━━━━━ Information given

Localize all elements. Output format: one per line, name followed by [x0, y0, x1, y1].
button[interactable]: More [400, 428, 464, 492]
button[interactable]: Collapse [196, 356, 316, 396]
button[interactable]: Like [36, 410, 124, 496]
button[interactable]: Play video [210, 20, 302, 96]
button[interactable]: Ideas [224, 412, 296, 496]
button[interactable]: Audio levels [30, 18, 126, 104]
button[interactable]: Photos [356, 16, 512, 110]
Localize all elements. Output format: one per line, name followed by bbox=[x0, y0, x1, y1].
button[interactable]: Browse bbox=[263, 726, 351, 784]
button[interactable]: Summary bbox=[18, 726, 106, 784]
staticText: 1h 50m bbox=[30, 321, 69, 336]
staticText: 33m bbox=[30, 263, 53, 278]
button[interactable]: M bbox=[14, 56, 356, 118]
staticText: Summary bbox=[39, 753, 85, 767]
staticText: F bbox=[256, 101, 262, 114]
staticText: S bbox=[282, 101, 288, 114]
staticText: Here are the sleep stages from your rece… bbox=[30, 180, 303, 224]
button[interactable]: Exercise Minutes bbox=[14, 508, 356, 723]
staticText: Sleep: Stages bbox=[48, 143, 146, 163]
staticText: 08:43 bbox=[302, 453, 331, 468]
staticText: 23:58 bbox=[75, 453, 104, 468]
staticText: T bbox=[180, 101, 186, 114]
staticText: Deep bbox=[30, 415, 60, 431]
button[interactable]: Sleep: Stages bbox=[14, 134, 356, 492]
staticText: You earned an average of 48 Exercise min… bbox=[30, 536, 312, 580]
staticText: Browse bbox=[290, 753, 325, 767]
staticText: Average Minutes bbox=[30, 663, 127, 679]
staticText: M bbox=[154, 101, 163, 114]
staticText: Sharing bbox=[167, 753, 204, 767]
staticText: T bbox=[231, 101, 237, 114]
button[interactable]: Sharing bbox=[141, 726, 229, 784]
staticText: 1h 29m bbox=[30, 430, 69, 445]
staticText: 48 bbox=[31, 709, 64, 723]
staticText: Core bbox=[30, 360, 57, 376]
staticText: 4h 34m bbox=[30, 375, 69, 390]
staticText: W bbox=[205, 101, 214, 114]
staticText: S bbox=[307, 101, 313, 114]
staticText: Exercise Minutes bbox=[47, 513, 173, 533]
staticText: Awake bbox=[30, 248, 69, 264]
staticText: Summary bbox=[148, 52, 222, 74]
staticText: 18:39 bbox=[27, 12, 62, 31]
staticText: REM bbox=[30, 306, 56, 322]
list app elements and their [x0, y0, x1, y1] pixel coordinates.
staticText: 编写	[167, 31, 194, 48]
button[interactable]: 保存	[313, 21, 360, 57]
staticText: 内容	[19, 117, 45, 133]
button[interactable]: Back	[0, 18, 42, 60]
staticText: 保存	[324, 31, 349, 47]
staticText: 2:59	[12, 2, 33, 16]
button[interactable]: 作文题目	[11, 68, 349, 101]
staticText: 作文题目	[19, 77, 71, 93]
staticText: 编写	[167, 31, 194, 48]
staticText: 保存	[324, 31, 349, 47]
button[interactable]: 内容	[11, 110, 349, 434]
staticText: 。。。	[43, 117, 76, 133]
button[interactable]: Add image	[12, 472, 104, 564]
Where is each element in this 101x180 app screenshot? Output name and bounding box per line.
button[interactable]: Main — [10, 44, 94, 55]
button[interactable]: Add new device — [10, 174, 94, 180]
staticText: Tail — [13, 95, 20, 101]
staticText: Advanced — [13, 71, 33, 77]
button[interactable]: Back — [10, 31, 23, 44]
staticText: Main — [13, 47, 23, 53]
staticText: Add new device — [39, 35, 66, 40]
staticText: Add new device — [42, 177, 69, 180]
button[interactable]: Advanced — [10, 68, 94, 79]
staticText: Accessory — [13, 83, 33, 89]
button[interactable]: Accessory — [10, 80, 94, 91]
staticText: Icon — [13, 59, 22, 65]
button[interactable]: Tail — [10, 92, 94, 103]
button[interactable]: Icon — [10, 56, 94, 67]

━━━━━━━━━━

Written instruction: Rewrite all of these lines, swapping every "Summary" for "Overview" and leaving everything else as it is.

Written response:
Localize all elements. Output format: one per line, name followed by [x0, y0, x1, y1].
button[interactable]: More [400, 428, 464, 492]
button[interactable]: Collapse [196, 356, 316, 396]
button[interactable]: Like [36, 410, 124, 496]
button[interactable]: Play video [210, 20, 302, 96]
button[interactable]: Ideas [224, 412, 296, 496]
button[interactable]: Audio levels [30, 18, 126, 104]
button[interactable]: Photos [356, 16, 512, 110]
Localize all elements. Output format: one per line, name followed by bbox=[x0, y0, x1, y1].
button[interactable]: Browse bbox=[263, 726, 351, 784]
button[interactable]: Overview bbox=[18, 726, 106, 784]
staticText: 1h 50m bbox=[30, 321, 69, 336]
staticText: 33m bbox=[30, 263, 53, 278]
button[interactable]: M bbox=[14, 56, 356, 118]
staticText: Overview bbox=[39, 753, 85, 767]
staticText: F bbox=[256, 101, 262, 114]
staticText: S bbox=[282, 101, 288, 114]
staticText: Here are the sleep stages from your rece… bbox=[30, 180, 303, 224]
button[interactable]: Exercise Minutes bbox=[14, 508, 356, 723]
staticText: Sleep: Stages bbox=[48, 143, 146, 163]
staticText: 08:43 bbox=[302, 453, 331, 468]
staticText: 23:58 bbox=[75, 453, 104, 468]
staticText: T bbox=[180, 101, 186, 114]
staticText: Deep bbox=[30, 415, 60, 431]
button[interactable]: Sleep: Stages bbox=[14, 134, 356, 492]
staticText: You earned an average of 48 Exercise min… bbox=[30, 536, 312, 580]
staticText: Browse bbox=[290, 753, 325, 767]
staticText: Average Minutes bbox=[30, 663, 127, 679]
staticText: M bbox=[154, 101, 163, 114]
staticText: Sharing bbox=[167, 753, 204, 767]
staticText: T bbox=[231, 101, 237, 114]
button[interactable]: Sharing bbox=[141, 726, 229, 784]
staticText: 1h 29m bbox=[30, 430, 69, 445]
staticText: 48 bbox=[31, 709, 64, 723]
staticText: Core bbox=[30, 360, 57, 376]
staticText: 4h 34m bbox=[30, 375, 69, 390]
staticText: W bbox=[205, 101, 214, 114]
staticText: S bbox=[307, 101, 313, 114]
staticText: Exercise Minutes bbox=[47, 513, 173, 533]
staticText: Awake bbox=[30, 248, 69, 264]
staticText: Overview bbox=[148, 52, 222, 74]
staticText: 18:39 bbox=[27, 12, 62, 31]
staticText: REM bbox=[30, 306, 56, 322]
list app elements and their [x0, y0, x1, y1] pixel coordinates.
staticText: 编写	[167, 31, 194, 48]
button[interactable]: 保存	[313, 21, 360, 57]
staticText: 内容	[19, 117, 45, 133]
button[interactable]: Back	[0, 18, 42, 60]
staticText: 保存	[324, 31, 349, 47]
staticText: 2:59	[12, 2, 33, 16]
button[interactable]: 作文题目	[11, 68, 349, 101]
staticText: 作文题目	[19, 77, 71, 93]
staticText: 编写	[167, 31, 194, 48]
staticText: 保存	[324, 31, 349, 47]
button[interactable]: 内容	[11, 110, 349, 434]
staticText: 。。。	[43, 117, 76, 133]
button[interactable]: Add image	[12, 472, 104, 564]
Where is each element in this 101x180 app screenshot? Output name and bounding box per line.
button[interactable]: Main — [10, 44, 94, 55]
button[interactable]: Add new device — [10, 174, 94, 180]
staticText: Tail — [13, 95, 20, 101]
staticText: Advanced — [13, 71, 33, 77]
button[interactable]: Back — [10, 31, 23, 44]
staticText: Main — [13, 47, 23, 53]
staticText: Add new device — [39, 35, 66, 40]
staticText: Add new device — [42, 177, 69, 180]
button[interactable]: Advanced — [10, 68, 94, 79]
staticText: Accessory — [13, 83, 33, 89]
button[interactable]: Accessory — [10, 80, 94, 91]
staticText: Icon — [13, 59, 22, 65]
button[interactable]: Tail — [10, 92, 94, 103]
button[interactable]: Icon — [10, 56, 94, 67]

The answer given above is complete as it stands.